— Begin MATERIAL SHOWN —

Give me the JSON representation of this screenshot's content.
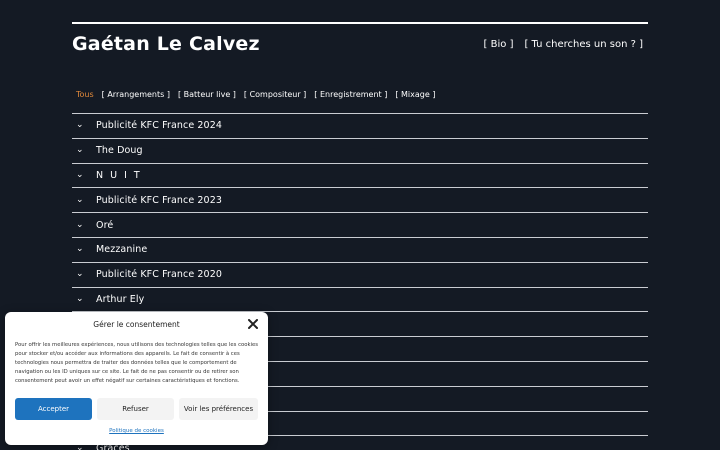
{
  "header": {
    "title": "Gaétan Le Calvez",
    "nav": [
      "[ Bio ]",
      "[ Tu cherches un son ? ]"
    ]
  },
  "filters": {
    "active": "Tous",
    "items": [
      "[ Arrangements ]",
      "[ Batteur live ]",
      "[ Compositeur ]",
      "[ Enregistrement ]",
      "[ Mixage ]"
    ]
  },
  "projects": [
    "Publicité KFC France 2024",
    "The Doug",
    "N U I T",
    "Publicité KFC France 2023",
    "Oré",
    "Mezzanine",
    "Publicité KFC France 2020",
    "Arthur Ely",
    "",
    "",
    "",
    "",
    "",
    "Grâces"
  ],
  "chevron_icon": "⌄",
  "consent": {
    "title": "Gérer le consentement",
    "text": "Pour offrir les meilleures expériences, nous utilisons des technologies telles que les cookies pour stocker et/ou accéder aux informations des appareils. Le fait de consentir à ces technologies nous permettra de traiter des données telles que le comportement de navigation ou les ID uniques sur ce site. Le fait de ne pas consentir ou de retirer son consentement peut avoir un effet négatif sur certaines caractéristiques et fonctions.",
    "accept": "Accepter",
    "refuse": "Refuser",
    "preferences": "Voir les préférences",
    "policy_link": "Politique de cookies"
  },
  "colors": {
    "background": "#141a24",
    "active_filter": "#e0883a",
    "accept_button": "#1e73be"
  }
}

— End MATERIAL SHOWN —

SET TASK: Restate the data above exactly, stripping out each image.

RESULT OF THIS EXERCISE:
Give me the JSON representation of this screenshot's content.
{
  "header": {
    "title": "Gaétan Le Calvez",
    "nav": [
      "[ Bio ]",
      "[ Tu cherches un son ? ]"
    ]
  },
  "filters": {
    "active": "Tous",
    "items": [
      "[ Arrangements ]",
      "[ Batteur live ]",
      "[ Compositeur ]",
      "[ Enregistrement ]",
      "[ Mixage ]"
    ]
  },
  "projects": [
    "Publicité KFC France 2024",
    "The Doug",
    "N U I T",
    "Publicité KFC France 2023",
    "Oré",
    "Mezzanine",
    "Publicité KFC France 2020",
    "Arthur Ely",
    "",
    "",
    "",
    "",
    "",
    "Grâces"
  ],
  "chevron_icon": "⌄",
  "consent": {
    "title": "Gérer le consentement",
    "text": "Pour offrir les meilleures expériences, nous utilisons des technologies telles que les cookies pour stocker et/ou accéder aux informations des appareils. Le fait de consentir à ces technologies nous permettra de traiter des données telles que le comportement de navigation ou les ID uniques sur ce site. Le fait de ne pas consentir ou de retirer son consentement peut avoir un effet négatif sur certaines caractéristiques et fonctions.",
    "accept": "Accepter",
    "refuse": "Refuser",
    "preferences": "Voir les préférences",
    "policy_link": "Politique de cookies"
  },
  "colors": {
    "background": "#141a24",
    "active_filter": "#e0883a",
    "accept_button": "#1e73be"
  }
}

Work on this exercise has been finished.